# [REQUIREMENT]
For the entries that follow, tally the lines holding the string "settings". Give the total and nothing else.

# [TASK MATERIAL]
________________
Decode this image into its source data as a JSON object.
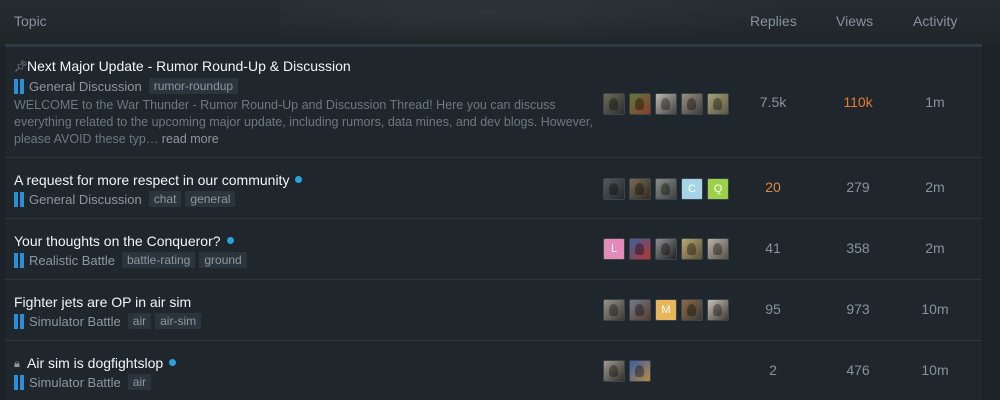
{
  "header": {
    "topic": "Topic",
    "replies": "Replies",
    "views": "Views",
    "activity": "Activity"
  },
  "colors": {
    "accent": "#2aa3dc",
    "category": "#2d8fd5",
    "hot": "#e8793b"
  },
  "topics": [
    {
      "lead_icon": "pin-icon",
      "title": "Next Major Update - Rumor Round-Up & Discussion",
      "category": "General Discussion",
      "tags": [
        "rumor-roundup"
      ],
      "excerpt": "WELCOME to the War Thunder - Rumor Round-Up and Discussion Thread! Here you can discuss everything related to the upcoming major update, including rumors, data mines, and dev blogs. However, please AVOID these typ…",
      "read_more": "read more",
      "replies": "7.5k",
      "views": "110k",
      "activity": "1m"
    },
    {
      "title": "A request for more respect in our community",
      "category": "General Discussion",
      "tags": [
        "chat",
        "general"
      ],
      "replies": "20",
      "views": "279",
      "activity": "2m"
    },
    {
      "title": "Your thoughts on the Conqueror?",
      "category": "Realistic Battle",
      "tags": [
        "battle-rating",
        "ground"
      ],
      "replies": "41",
      "views": "358",
      "activity": "2m"
    },
    {
      "title": "Fighter jets are OP in air sim",
      "category": "Simulator Battle",
      "tags": [
        "air",
        "air-sim"
      ],
      "replies": "95",
      "views": "973",
      "activity": "10m"
    },
    {
      "lead_icon": "lock-icon",
      "title": "Air sim is dogfightslop",
      "category": "Simulator Battle",
      "tags": [
        "air"
      ],
      "replies": "2",
      "views": "476",
      "activity": "10m"
    }
  ],
  "avatar_letters": {
    "c": "C",
    "q": "Q",
    "l": "L",
    "m": "M"
  }
}
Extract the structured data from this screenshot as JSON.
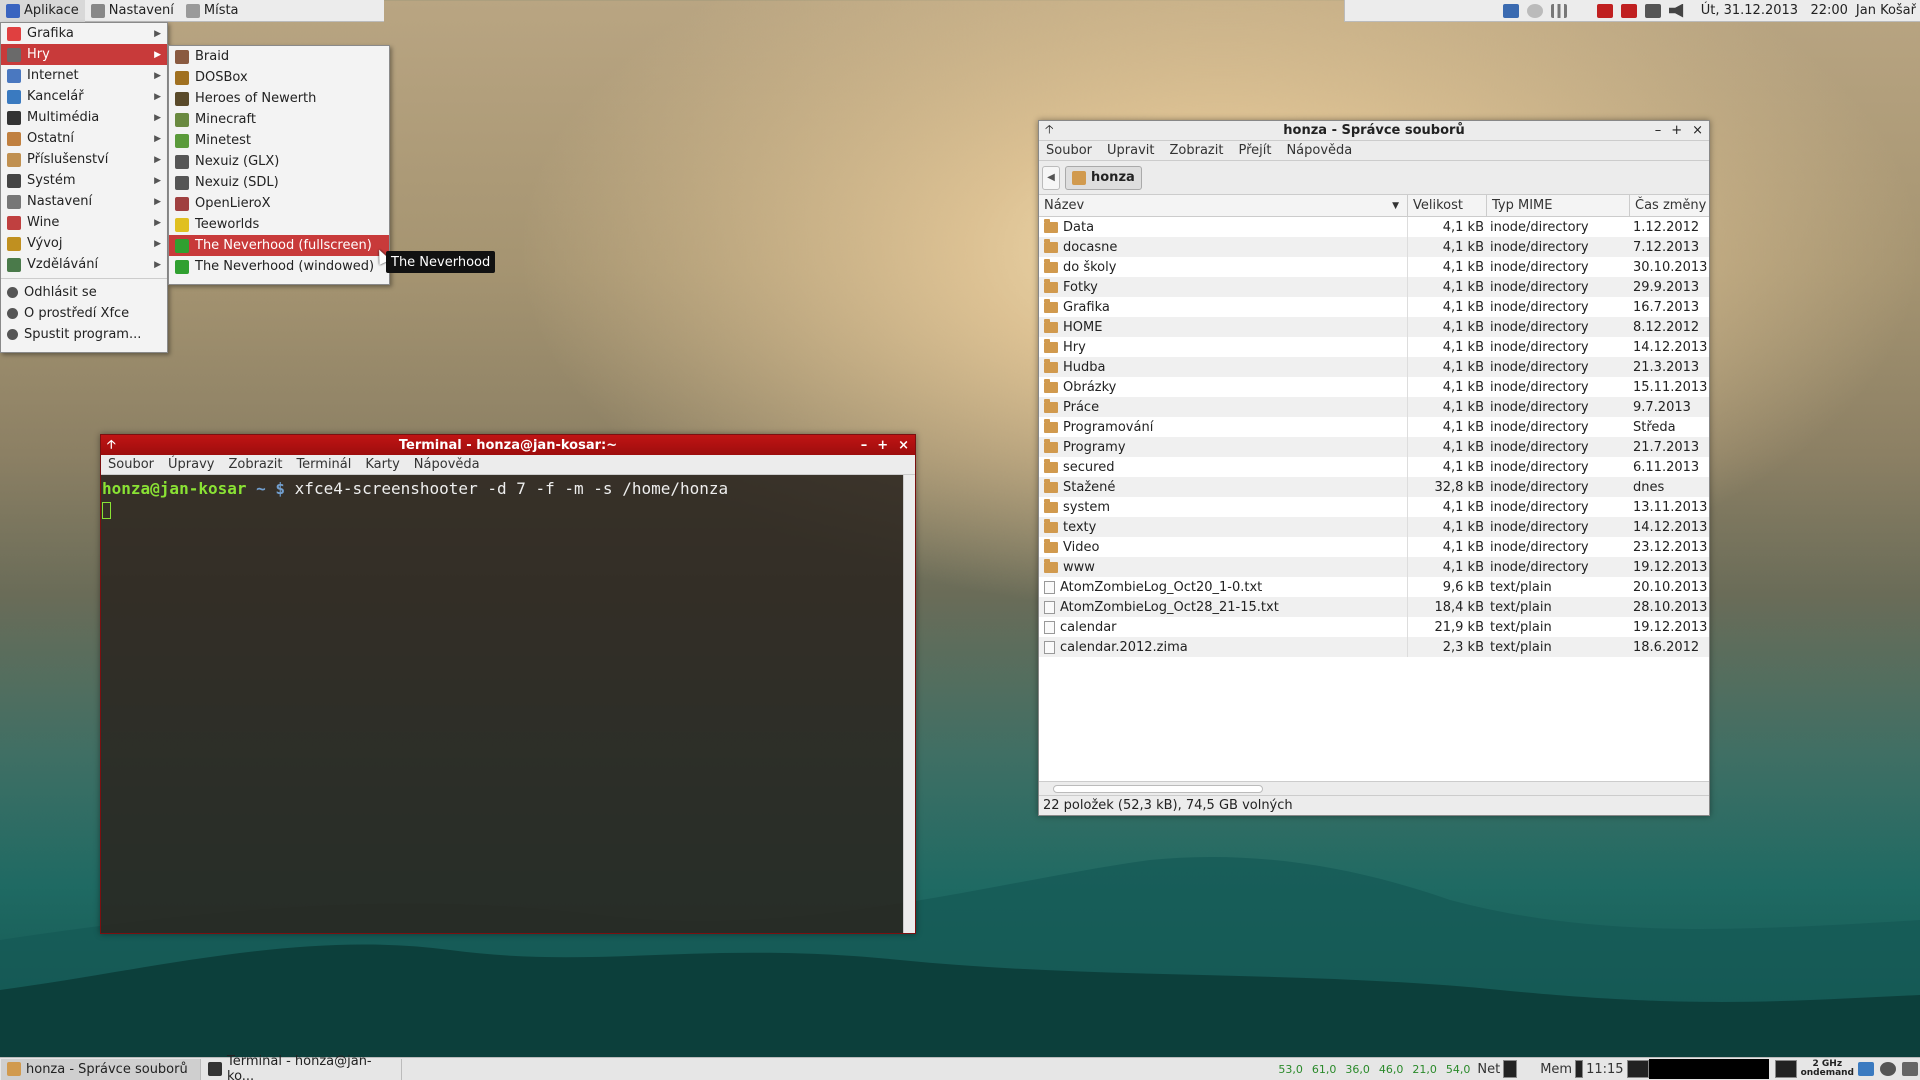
{
  "top_panel": {
    "applications": "Aplikace",
    "settings": "Nastavení",
    "places": "Místa",
    "datetime": "Út, 31.12.2013   22:00",
    "user": "Jan Košař"
  },
  "main_menu": {
    "items": [
      {
        "label": "Grafika",
        "icon": "graphics-icon",
        "color": "#e04040"
      },
      {
        "label": "Hry",
        "icon": "games-icon",
        "color": "#6a6a6a"
      },
      {
        "label": "Internet",
        "icon": "internet-icon",
        "color": "#4a78c0"
      },
      {
        "label": "Kancelář",
        "icon": "office-icon",
        "color": "#3a7ac0"
      },
      {
        "label": "Multimédia",
        "icon": "multimedia-icon",
        "color": "#333"
      },
      {
        "label": "Ostatní",
        "icon": "other-icon",
        "color": "#c08040"
      },
      {
        "label": "Příslušenství",
        "icon": "accessories-icon",
        "color": "#c09050"
      },
      {
        "label": "Systém",
        "icon": "system-icon",
        "color": "#444"
      },
      {
        "label": "Nastavení",
        "icon": "settings-icon",
        "color": "#777"
      },
      {
        "label": "Wine",
        "icon": "wine-icon",
        "color": "#c04040"
      },
      {
        "label": "Vývoj",
        "icon": "development-icon",
        "color": "#c09020"
      },
      {
        "label": "Vzdělávání",
        "icon": "education-icon",
        "color": "#4a7a4a"
      }
    ],
    "actions": [
      {
        "label": "Odhlásit se",
        "icon": "logout-icon"
      },
      {
        "label": "O prostředí Xfce",
        "icon": "about-icon"
      },
      {
        "label": "Spustit program...",
        "icon": "run-icon"
      }
    ]
  },
  "games_menu": {
    "items": [
      {
        "label": "Braid",
        "color": "#8a5a40"
      },
      {
        "label": "DOSBox",
        "color": "#a07020"
      },
      {
        "label": "Heroes of Newerth",
        "color": "#5a4a2a"
      },
      {
        "label": "Minecraft",
        "color": "#6a8a40"
      },
      {
        "label": "Minetest",
        "color": "#5a9a3a"
      },
      {
        "label": "Nexuiz (GLX)",
        "color": "#555"
      },
      {
        "label": "Nexuiz (SDL)",
        "color": "#555"
      },
      {
        "label": "OpenLieroX",
        "color": "#a04040"
      },
      {
        "label": "Teeworlds",
        "color": "#e0c020"
      },
      {
        "label": "The Neverhood (fullscreen)",
        "color": "#30a030"
      },
      {
        "label": "The Neverhood (windowed)",
        "color": "#30a030"
      }
    ]
  },
  "tooltip": "The Neverhood",
  "terminal": {
    "title": "Terminal - honza@jan-kosar:~",
    "menu": [
      "Soubor",
      "Úpravy",
      "Zobrazit",
      "Terminál",
      "Karty",
      "Nápověda"
    ],
    "prompt_user": "honza@jan-kosar",
    "prompt_path": " ~ $ ",
    "command": "xfce4-screenshooter -d 7 -f -m -s /home/honza"
  },
  "file_manager": {
    "title": "honza - Správce souborů",
    "menu": [
      "Soubor",
      "Upravit",
      "Zobrazit",
      "Přejít",
      "Nápověda"
    ],
    "location": "honza",
    "columns": [
      "Název",
      "Velikost",
      "Typ MIME",
      "Čas změny"
    ],
    "rows": [
      {
        "name": "Data",
        "size": "4,1 kB",
        "type": "inode/directory",
        "date": "1.12.2012",
        "kind": "folder"
      },
      {
        "name": "docasne",
        "size": "4,1 kB",
        "type": "inode/directory",
        "date": "7.12.2013",
        "kind": "folder"
      },
      {
        "name": "do školy",
        "size": "4,1 kB",
        "type": "inode/directory",
        "date": "30.10.2013",
        "kind": "folder"
      },
      {
        "name": "Fotky",
        "size": "4,1 kB",
        "type": "inode/directory",
        "date": "29.9.2013",
        "kind": "folder"
      },
      {
        "name": "Grafika",
        "size": "4,1 kB",
        "type": "inode/directory",
        "date": "16.7.2013",
        "kind": "folder"
      },
      {
        "name": "HOME",
        "size": "4,1 kB",
        "type": "inode/directory",
        "date": "8.12.2012",
        "kind": "folder"
      },
      {
        "name": "Hry",
        "size": "4,1 kB",
        "type": "inode/directory",
        "date": "14.12.2013",
        "kind": "folder"
      },
      {
        "name": "Hudba",
        "size": "4,1 kB",
        "type": "inode/directory",
        "date": "21.3.2013",
        "kind": "folder"
      },
      {
        "name": "Obrázky",
        "size": "4,1 kB",
        "type": "inode/directory",
        "date": "15.11.2013",
        "kind": "folder"
      },
      {
        "name": "Práce",
        "size": "4,1 kB",
        "type": "inode/directory",
        "date": "9.7.2013",
        "kind": "folder"
      },
      {
        "name": "Programování",
        "size": "4,1 kB",
        "type": "inode/directory",
        "date": "Středa",
        "kind": "folder"
      },
      {
        "name": "Programy",
        "size": "4,1 kB",
        "type": "inode/directory",
        "date": "21.7.2013",
        "kind": "folder"
      },
      {
        "name": "secured",
        "size": "4,1 kB",
        "type": "inode/directory",
        "date": "6.11.2013",
        "kind": "folder"
      },
      {
        "name": "Stažené",
        "size": "32,8 kB",
        "type": "inode/directory",
        "date": "dnes",
        "kind": "folder"
      },
      {
        "name": "system",
        "size": "4,1 kB",
        "type": "inode/directory",
        "date": "13.11.2013",
        "kind": "folder"
      },
      {
        "name": "texty",
        "size": "4,1 kB",
        "type": "inode/directory",
        "date": "14.12.2013",
        "kind": "folder"
      },
      {
        "name": "Video",
        "size": "4,1 kB",
        "type": "inode/directory",
        "date": "23.12.2013",
        "kind": "folder"
      },
      {
        "name": "www",
        "size": "4,1 kB",
        "type": "inode/directory",
        "date": "19.12.2013",
        "kind": "folder"
      },
      {
        "name": "AtomZombieLog_Oct20_1-0.txt",
        "size": "9,6 kB",
        "type": "text/plain",
        "date": "20.10.2013",
        "kind": "file"
      },
      {
        "name": "AtomZombieLog_Oct28_21-15.txt",
        "size": "18,4 kB",
        "type": "text/plain",
        "date": "28.10.2013",
        "kind": "file"
      },
      {
        "name": "calendar",
        "size": "21,9 kB",
        "type": "text/plain",
        "date": "19.12.2013",
        "kind": "file"
      },
      {
        "name": "calendar.2012.zima",
        "size": "2,3 kB",
        "type": "text/plain",
        "date": "18.6.2012",
        "kind": "file"
      }
    ],
    "status": "22 položek (52,3 kB), 74,5 GB volných"
  },
  "bottom_panel": {
    "tasks": [
      "honza - Správce souborů",
      "Terminal - honza@jan-ko..."
    ],
    "cpu": [
      "53,0",
      "61,0",
      "36,0",
      "46,0",
      "21,0",
      "54,0"
    ],
    "net": "Net",
    "mem": "Mem",
    "time": "11:15",
    "freq": "2 GHz",
    "governor": "ondemand"
  }
}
________________
# [SOLUTION TO THIS EXERCISE]
2